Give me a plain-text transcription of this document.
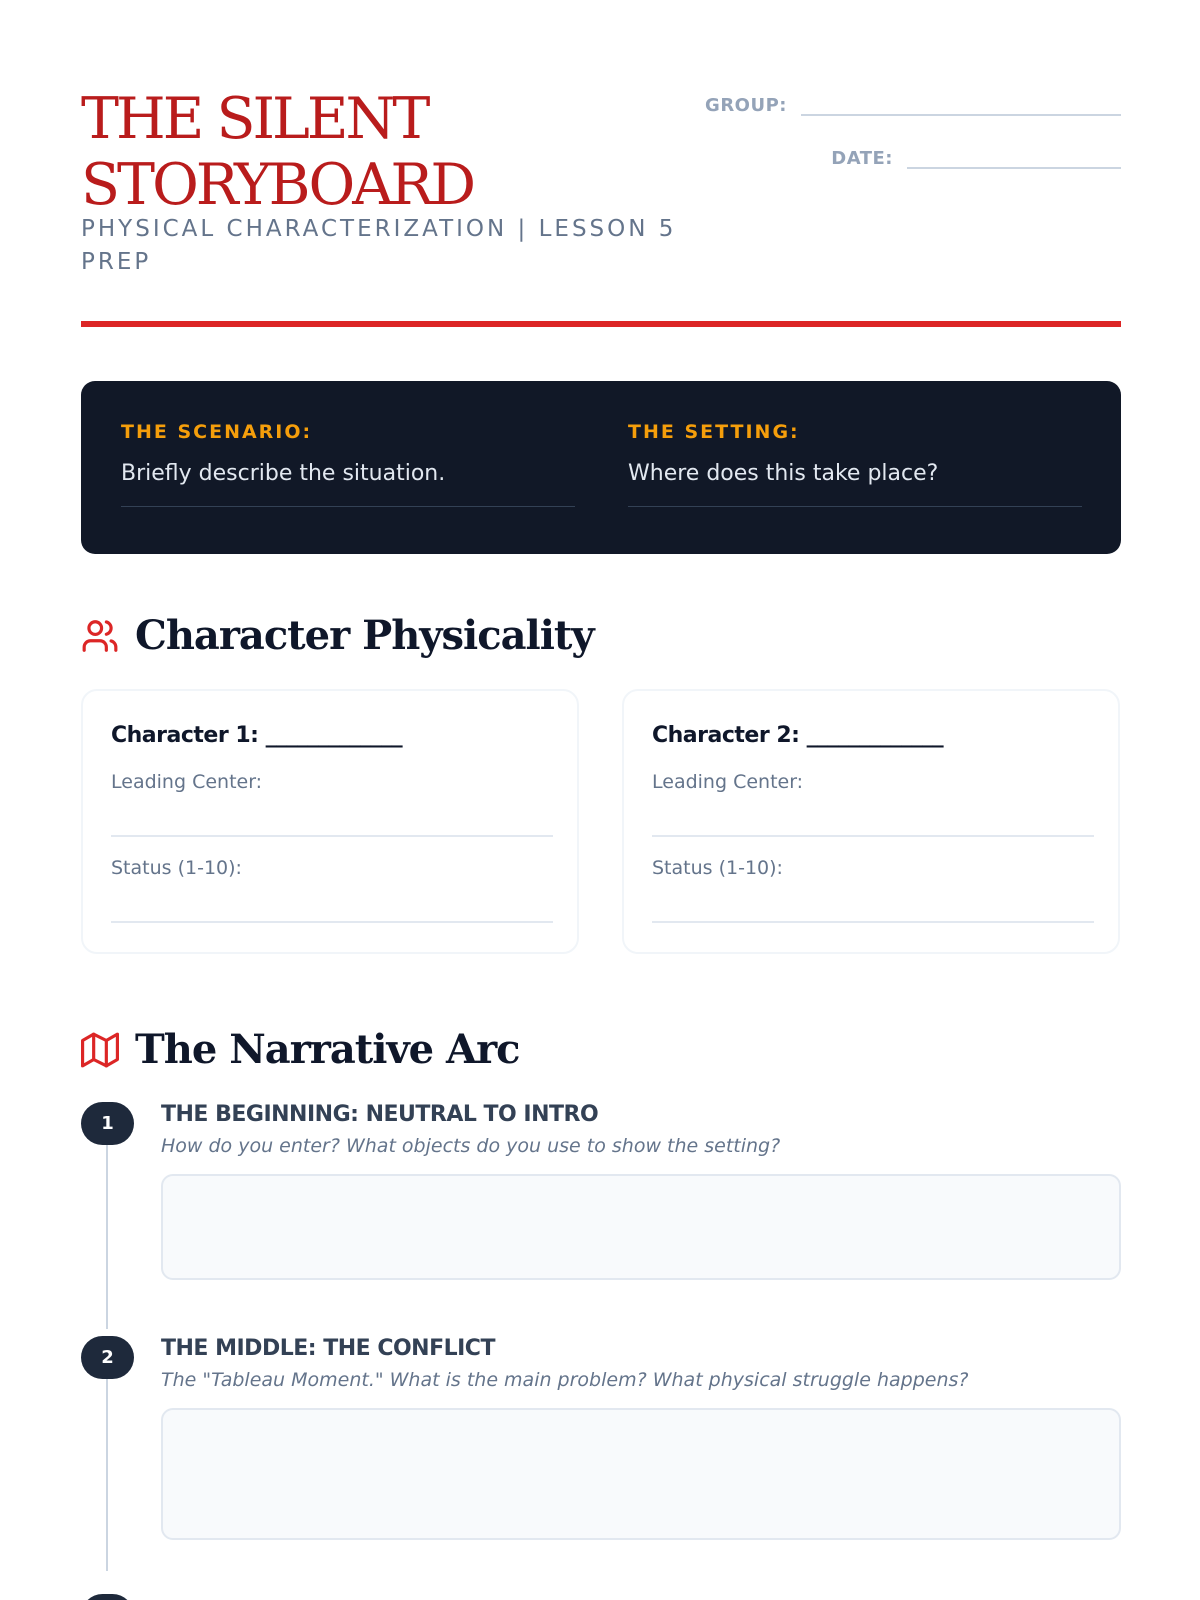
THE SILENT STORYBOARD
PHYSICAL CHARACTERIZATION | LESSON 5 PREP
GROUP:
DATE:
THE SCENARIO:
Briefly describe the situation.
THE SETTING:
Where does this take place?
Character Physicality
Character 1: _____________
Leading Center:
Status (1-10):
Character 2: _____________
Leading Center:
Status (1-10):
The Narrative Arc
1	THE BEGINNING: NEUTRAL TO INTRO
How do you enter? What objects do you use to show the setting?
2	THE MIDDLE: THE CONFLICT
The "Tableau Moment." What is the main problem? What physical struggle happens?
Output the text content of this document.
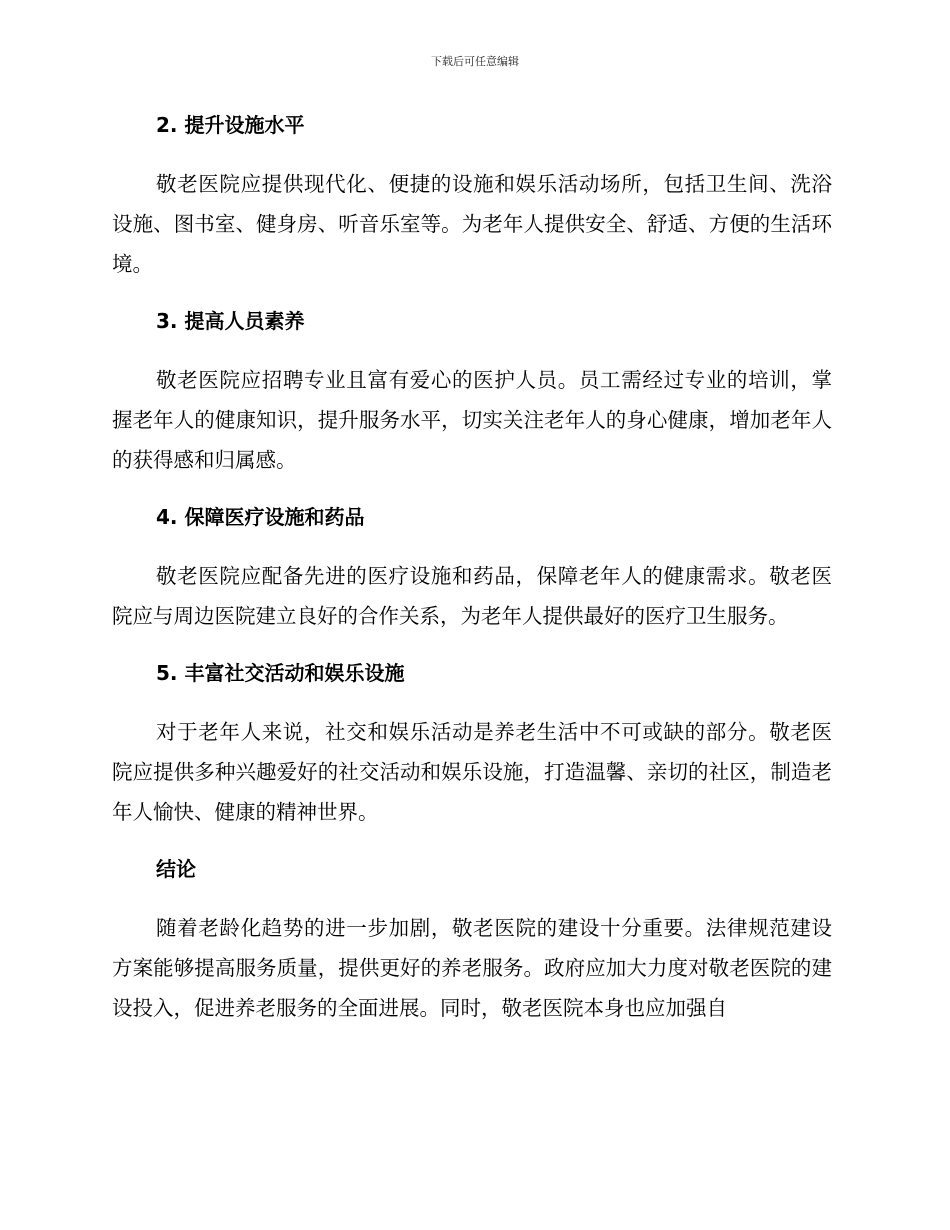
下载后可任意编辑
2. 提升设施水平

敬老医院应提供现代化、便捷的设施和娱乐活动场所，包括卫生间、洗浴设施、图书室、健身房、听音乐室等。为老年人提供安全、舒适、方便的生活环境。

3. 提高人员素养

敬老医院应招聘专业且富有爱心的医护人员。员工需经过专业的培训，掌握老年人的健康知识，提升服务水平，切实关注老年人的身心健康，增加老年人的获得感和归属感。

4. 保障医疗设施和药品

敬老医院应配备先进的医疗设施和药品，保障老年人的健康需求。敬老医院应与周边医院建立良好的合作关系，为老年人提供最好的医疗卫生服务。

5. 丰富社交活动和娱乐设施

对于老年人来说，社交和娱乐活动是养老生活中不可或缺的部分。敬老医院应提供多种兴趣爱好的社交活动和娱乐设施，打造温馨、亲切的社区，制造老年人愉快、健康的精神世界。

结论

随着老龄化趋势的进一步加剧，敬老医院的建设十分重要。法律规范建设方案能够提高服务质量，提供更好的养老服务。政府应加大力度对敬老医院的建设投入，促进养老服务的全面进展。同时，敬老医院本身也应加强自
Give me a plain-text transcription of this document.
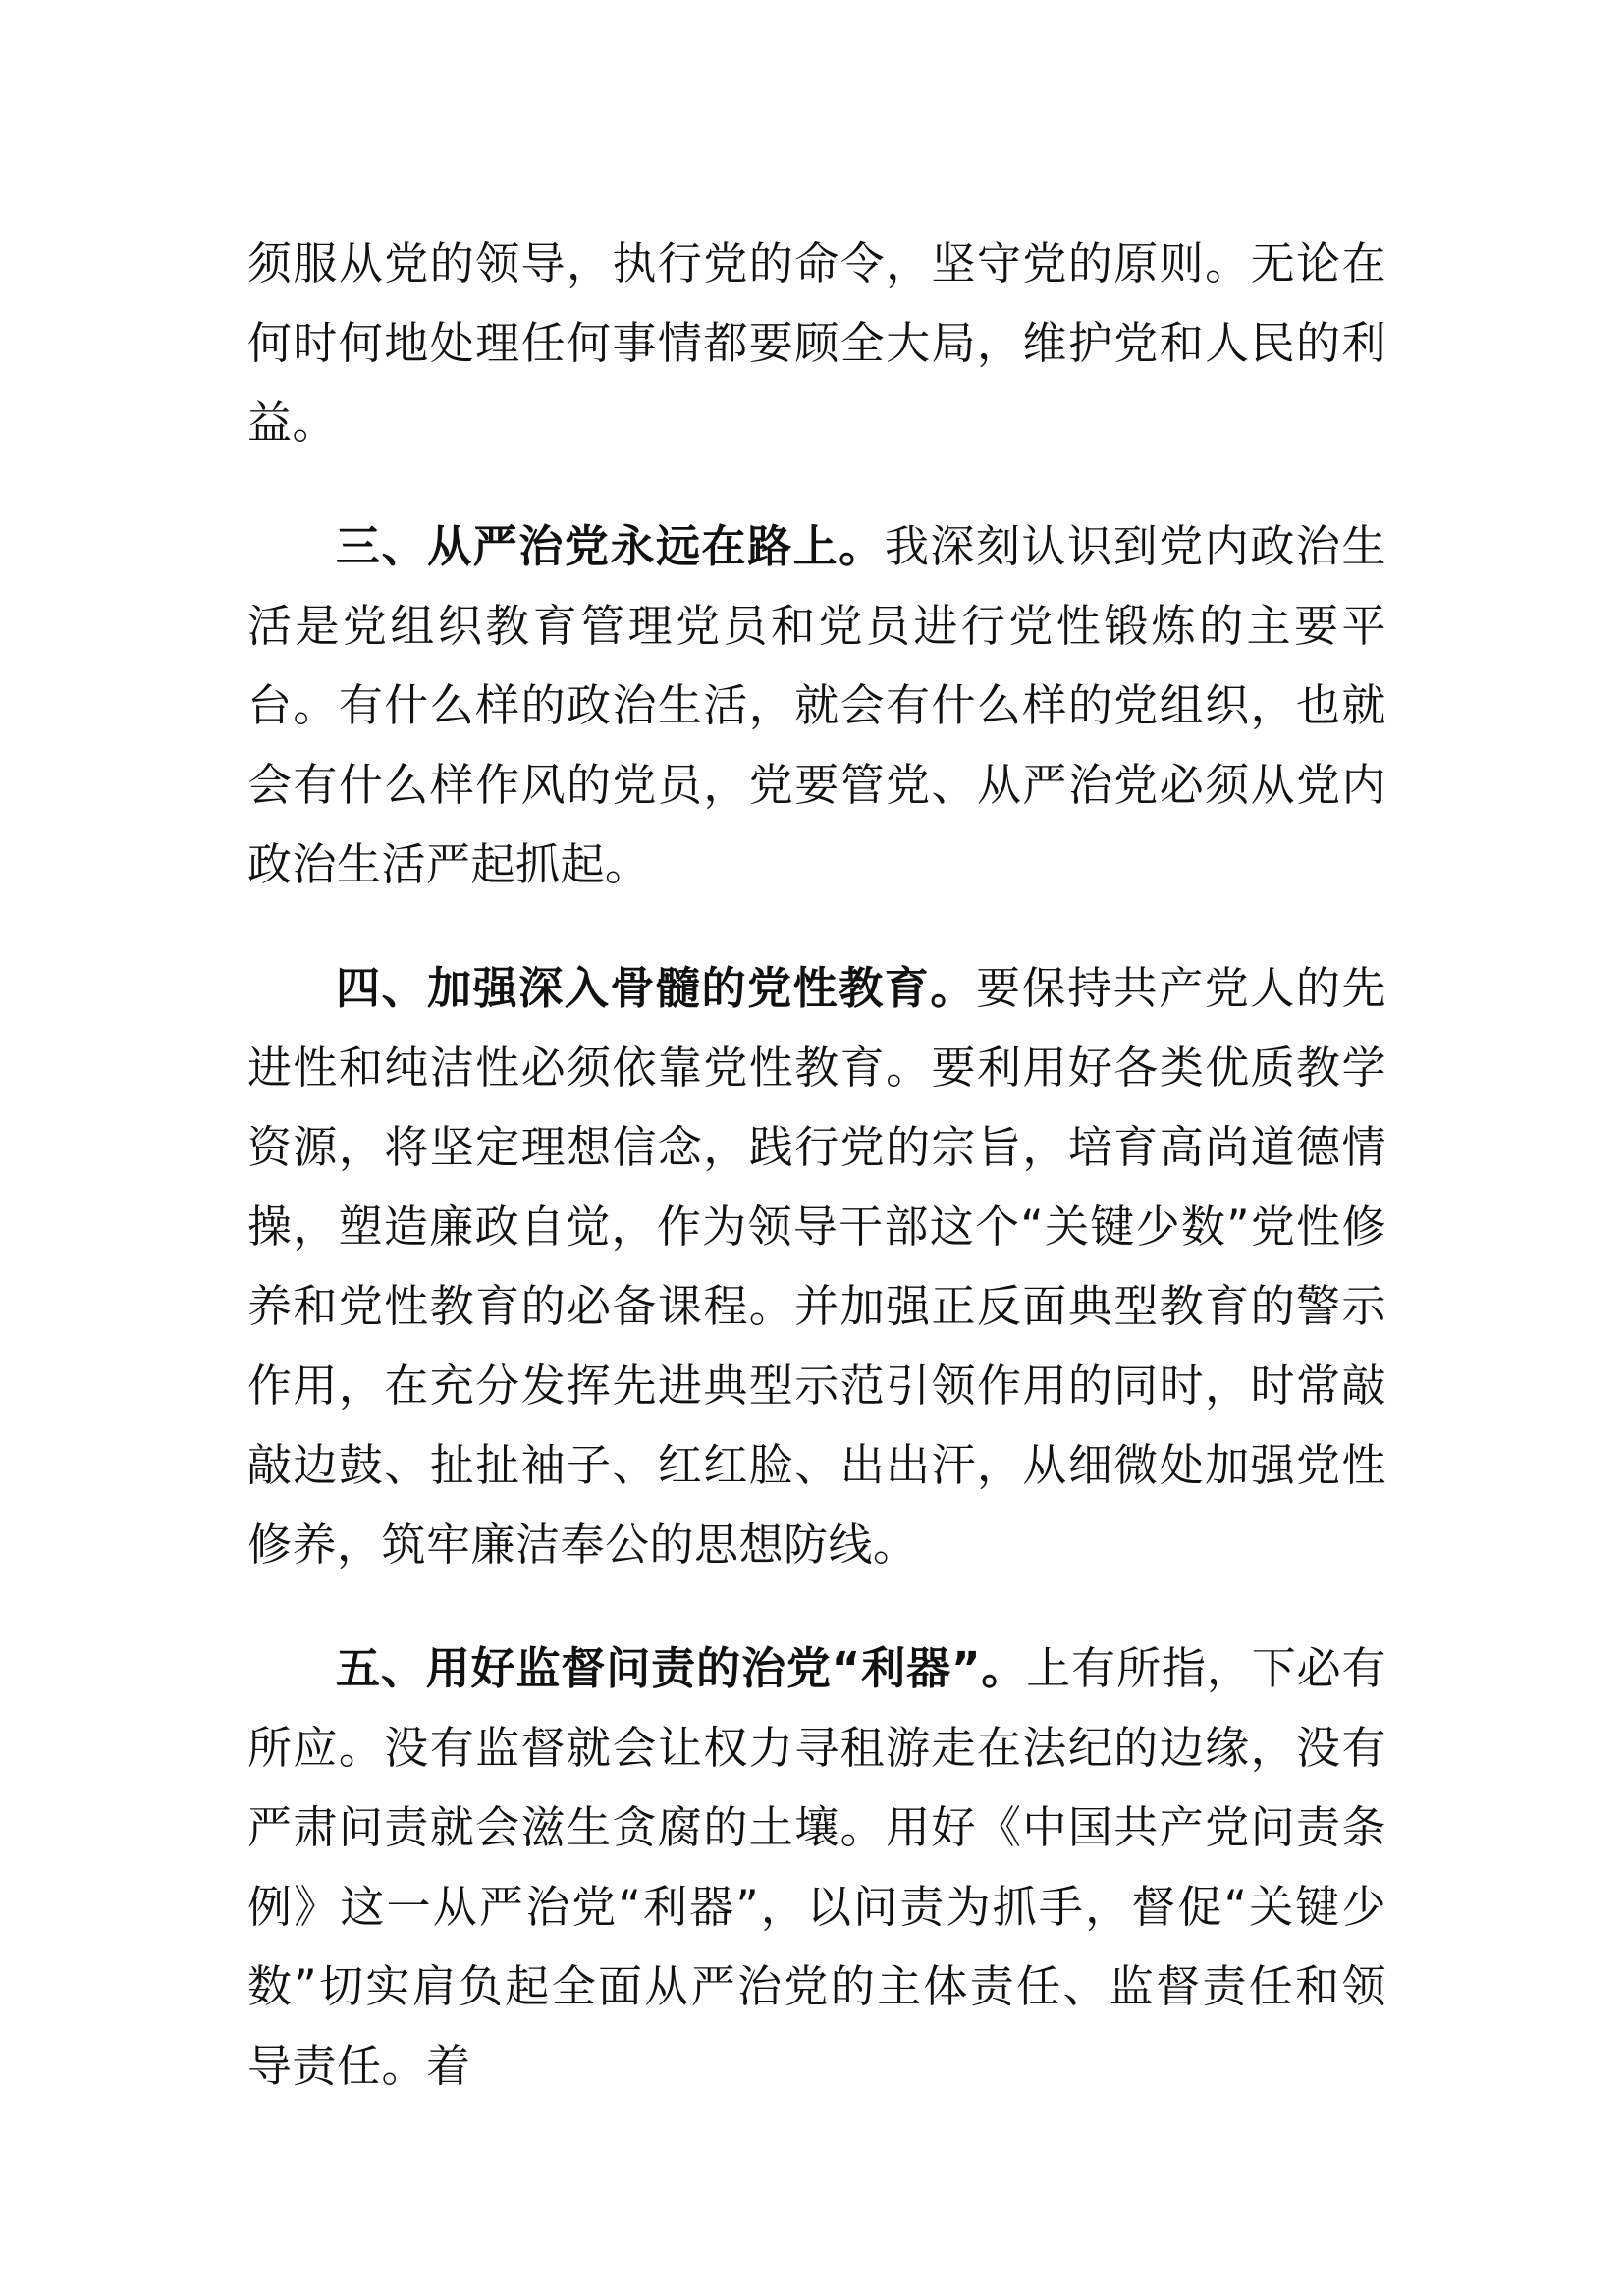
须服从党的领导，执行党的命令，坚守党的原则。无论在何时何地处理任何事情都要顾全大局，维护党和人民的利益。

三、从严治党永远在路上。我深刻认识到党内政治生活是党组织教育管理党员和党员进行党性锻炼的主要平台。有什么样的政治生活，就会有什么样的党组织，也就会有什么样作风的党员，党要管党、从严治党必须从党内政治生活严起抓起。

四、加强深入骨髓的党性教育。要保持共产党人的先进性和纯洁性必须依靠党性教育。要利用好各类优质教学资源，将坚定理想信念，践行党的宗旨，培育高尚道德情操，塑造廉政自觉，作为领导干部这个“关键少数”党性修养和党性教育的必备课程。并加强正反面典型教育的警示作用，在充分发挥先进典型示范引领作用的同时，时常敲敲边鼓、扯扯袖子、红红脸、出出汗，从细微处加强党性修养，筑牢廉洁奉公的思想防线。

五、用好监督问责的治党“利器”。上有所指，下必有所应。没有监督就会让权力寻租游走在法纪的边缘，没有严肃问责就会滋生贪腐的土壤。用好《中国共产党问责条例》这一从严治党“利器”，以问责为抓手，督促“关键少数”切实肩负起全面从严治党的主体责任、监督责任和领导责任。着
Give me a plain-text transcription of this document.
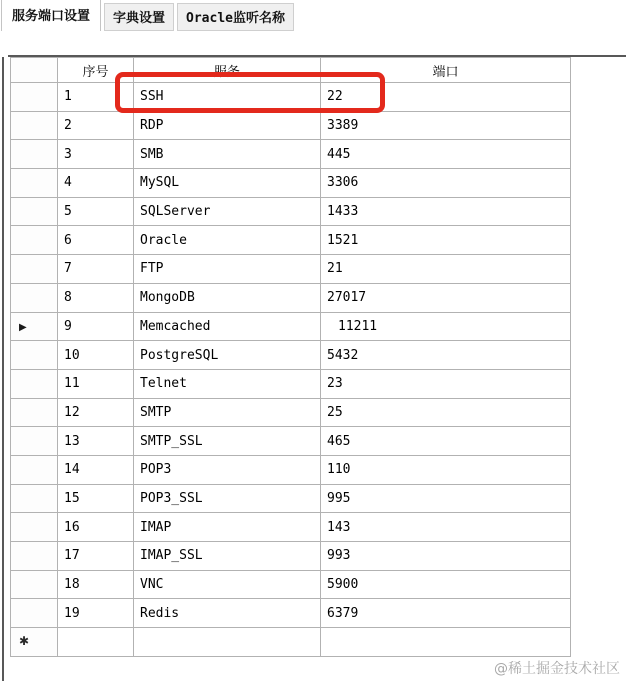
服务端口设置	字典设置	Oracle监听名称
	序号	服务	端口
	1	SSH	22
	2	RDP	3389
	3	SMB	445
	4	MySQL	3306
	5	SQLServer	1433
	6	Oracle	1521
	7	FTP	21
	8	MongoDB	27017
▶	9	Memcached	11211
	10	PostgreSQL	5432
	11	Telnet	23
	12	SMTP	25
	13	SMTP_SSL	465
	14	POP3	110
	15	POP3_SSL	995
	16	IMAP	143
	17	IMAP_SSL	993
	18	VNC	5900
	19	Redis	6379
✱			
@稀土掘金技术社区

▸ Aim: Set down the lines of the records above exactly, apart from the pictures.

▸ Task answer:
Give me a plain-text transcription of this document.
THE SILENT STORYBOARD
PHYSICAL CHARACTERIZATION | LESSON 5 PREP
GROUP:
DATE:
THE SCENARIO:
Briefly describe the situation.
THE SETTING:
Where does this take place?
Character Physicality
Character 1: _____________
Leading Center:
Status (1-10):
Character 2: _____________
Leading Center:
Status (1-10):
The Narrative Arc
1	THE BEGINNING: NEUTRAL TO INTRO
How do you enter? What objects do you use to show the setting?
2	THE MIDDLE: THE CONFLICT
The "Tableau Moment." What is the main problem? What physical struggle happens?
Output the text content of this document.
下载后可任意编辑
2. 提升设施水平

敬老医院应提供现代化、便捷的设施和娱乐活动场所，包括卫生间、洗浴设施、图书室、健身房、听音乐室等。为老年人提供安全、舒适、方便的生活环境。

3. 提高人员素养

敬老医院应招聘专业且富有爱心的医护人员。员工需经过专业的培训，掌握老年人的健康知识，提升服务水平，切实关注老年人的身心健康，增加老年人的获得感和归属感。

4. 保障医疗设施和药品

敬老医院应配备先进的医疗设施和药品，保障老年人的健康需求。敬老医院应与周边医院建立良好的合作关系，为老年人提供最好的医疗卫生服务。

5. 丰富社交活动和娱乐设施

对于老年人来说，社交和娱乐活动是养老生活中不可或缺的部分。敬老医院应提供多种兴趣爱好的社交活动和娱乐设施，打造温馨、亲切的社区，制造老年人愉快、健康的精神世界。

结论

随着老龄化趋势的进一步加剧，敬老医院的建设十分重要。法律规范建设方案能够提高服务质量，提供更好的养老服务。政府应加大力度对敬老医院的建设投入，促进养老服务的全面进展。同时，敬老医院本身也应加强自
Give me a plain-text transcription of this document.
须服从党的领导，执行党的命令，坚守党的原则。无论在何时何地处理任何事情都要顾全大局，维护党和人民的利益。

三、从严治党永远在路上。我深刻认识到党内政治生活是党组织教育管理党员和党员进行党性锻炼的主要平台。有什么样的政治生活，就会有什么样的党组织，也就会有什么样作风的党员，党要管党、从严治党必须从党内政治生活严起抓起。

四、加强深入骨髓的党性教育。要保持共产党人的先进性和纯洁性必须依靠党性教育。要利用好各类优质教学资源，将坚定理想信念，践行党的宗旨，培育高尚道德情操，塑造廉政自觉，作为领导干部这个“关键少数”党性修养和党性教育的必备课程。并加强正反面典型教育的警示作用，在充分发挥先进典型示范引领作用的同时，时常敲敲边鼓、扯扯袖子、红红脸、出出汗，从细微处加强党性修养，筑牢廉洁奉公的思想防线。

五、用好监督问责的治党“利器”。上有所指，下必有所应。没有监督就会让权力寻租游走在法纪的边缘，没有严肃问责就会滋生贪腐的土壤。用好《中国共产党问责条例》这一从严治党“利器”，以问责为抓手，督促“关键少数”切实肩负起全面从严治党的主体责任、监督责任和领导责任。着
Give me a plain-text transcription of this document.
服务端口设置	字典设置	Oracle监听名称
	序号	服务	端口
	1	SSH	22
	2	RDP	3389
	3	SMB	445
	4	MySQL	3306
	5	SQLServer	1433
	6	Oracle	1521
	7	FTP	21
	8	MongoDB	27017
▶	9	Memcached	11211
	10	PostgreSQL	5432
	11	Telnet	23
	12	SMTP	25
	13	SMTP_SSL	465
	14	POP3	110
	15	POP3_SSL	995
	16	IMAP	143
	17	IMAP_SSL	993
	18	VNC	5900
	19	Redis	6379
✱			
@稀土掘金技术社区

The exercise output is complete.